• _Instruction_:
Give the listing again character for character, but drop the images.

>>>>>

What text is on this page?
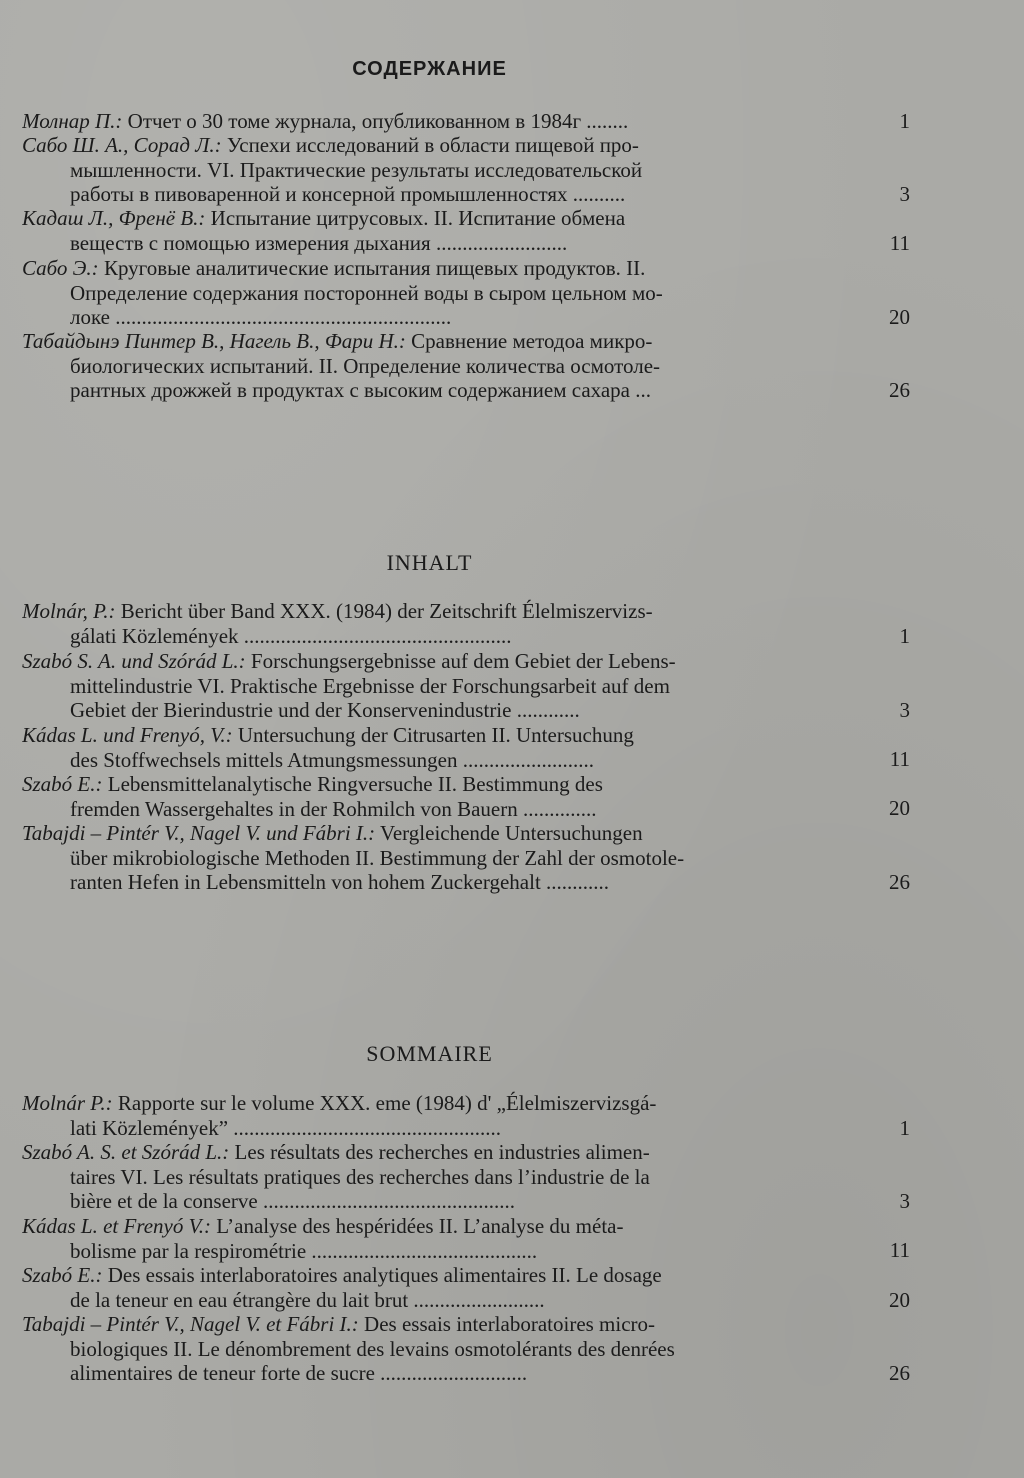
СОДЕРЖАНИЕ
Молнар П.: Отчет о 30 томе журнала, опубликованном в 1984г ........	1
Сабо Ш. А., Сорад Л.: Успехи исследований в области пищевой про-
мышленности. VI. Практические результаты исследовательской
работы в пивоваренной и консерной промышленностях ..........	3
Кадаш Л., Френё В.: Испытание цитрусовых. II. Испитание обмена
веществ с помощью измерения дыхания .........................	11
Сабо Э.: Круговые аналитические испытания пищевых продуктов. II.
Определение содержания посторонней воды в сыром цельном мо-
локе ................................................................	20
Табайдынэ Пинтер В., Нагель В., Фари Н.: Сравнение методоа микро-
биологических испытаний. II. Определение количества осмотоле-
рантных дрожжей в продуктах с высоким содержанием сахара ...	26
INHALT
Molnár, P.: Bericht über Band XXX. (1984) der Zeitschrift Élelmiszervizs-
gálati Közlemények ...................................................	1
Szabó S. A. und Szórád L.: Forschungsergebnisse auf dem Gebiet der Lebens-
mittelindustrie VI. Praktische Ergebnisse der Forschungsarbeit auf dem
Gebiet der Bierindustrie und der Konservenindustrie ............	3
Kádas L. und Frenyó, V.: Untersuchung der Citrusarten II. Untersuchung
des Stoffwechsels mittels Atmungsmessungen .........................	11
Szabó E.: Lebensmittelanalytische Ringversuche II. Bestimmung des
fremden Wassergehaltes in der Rohmilch von Bauern ..............	20
Tabajdi – Pintér V., Nagel V. und Fábri I.: Vergleichende Untersuchungen
über mikrobiologische Methoden II. Bestimmung der Zahl der osmotole-
ranten Hefen in Lebensmitteln von hohem Zuckergehalt ............	26
SOMMAIRE
Molnár P.: Rapporte sur le volume XXX. eme (1984) d' „Élelmiszervizsgá-
lati Közlemények” ...................................................	1
Szabó A. S. et Szórád L.: Les résultats des recherches en industries alimen-
taires VI. Les résultats pratiques des recherches dans l’industrie de la
bière et de la conserve ................................................	3
Kádas L. et Frenyó V.: L’analyse des hespéridées II. L’analyse du méta-
bolisme par la respirométrie ...........................................	11
Szabó E.: Des essais interlaboratoires analytiques alimentaires II. Le dosage
de la teneur en eau étrangère du lait brut .........................	20
Tabajdi – Pintér V., Nagel V. et Fábri I.: Des essais interlaboratoires micro-
biologiques II. Le dénombrement des levains osmotolérants des denrées
alimentaires de teneur forte de sucre ............................	26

<<<<<

• _Response for this exercise_:
What text is on this page?
СОДЕРЖАНИЕ
Молнар П.: Отчет о 30 томе журнала, опубликованном в 1984г ........	1
Сабо Ш. А., Сорад Л.: Успехи исследований в области пищевой про-
мышленности. VI. Практические результаты исследовательской
работы в пивоваренной и консерной промышленностях ..........	3
Кадаш Л., Френё В.: Испытание цитрусовых. II. Испитание обмена
веществ с помощью измерения дыхания .........................	11
Сабо Э.: Круговые аналитические испытания пищевых продуктов. II.
Определение содержания посторонней воды в сыром цельном мо-
локе ................................................................	20
Табайдынэ Пинтер В., Нагель В., Фари Н.: Сравнение методоа микро-
биологических испытаний. II. Определение количества осмотоле-
рантных дрожжей в продуктах с высоким содержанием сахара ...	26
INHALT
Molnár, P.: Bericht über Band XXX. (1984) der Zeitschrift Élelmiszervizs-
gálati Közlemények ...................................................	1
Szabó S. A. und Szórád L.: Forschungsergebnisse auf dem Gebiet der Lebens-
mittelindustrie VI. Praktische Ergebnisse der Forschungsarbeit auf dem
Gebiet der Bierindustrie und der Konservenindustrie ............	3
Kádas L. und Frenyó, V.: Untersuchung der Citrusarten II. Untersuchung
des Stoffwechsels mittels Atmungsmessungen .........................	11
Szabó E.: Lebensmittelanalytische Ringversuche II. Bestimmung des
fremden Wassergehaltes in der Rohmilch von Bauern ..............	20
Tabajdi – Pintér V., Nagel V. und Fábri I.: Vergleichende Untersuchungen
über mikrobiologische Methoden II. Bestimmung der Zahl der osmotole-
ranten Hefen in Lebensmitteln von hohem Zuckergehalt ............	26
SOMMAIRE
Molnár P.: Rapporte sur le volume XXX. eme (1984) d' „Élelmiszervizsgá-
lati Közlemények” ...................................................	1
Szabó A. S. et Szórád L.: Les résultats des recherches en industries alimen-
taires VI. Les résultats pratiques des recherches dans l’industrie de la
bière et de la conserve ................................................	3
Kádas L. et Frenyó V.: L’analyse des hespéridées II. L’analyse du méta-
bolisme par la respirométrie ...........................................	11
Szabó E.: Des essais interlaboratoires analytiques alimentaires II. Le dosage
de la teneur en eau étrangère du lait brut .........................	20
Tabajdi – Pintér V., Nagel V. et Fábri I.: Des essais interlaboratoires micro-
biologiques II. Le dénombrement des levains osmotolérants des denrées
alimentaires de teneur forte de sucre ............................	26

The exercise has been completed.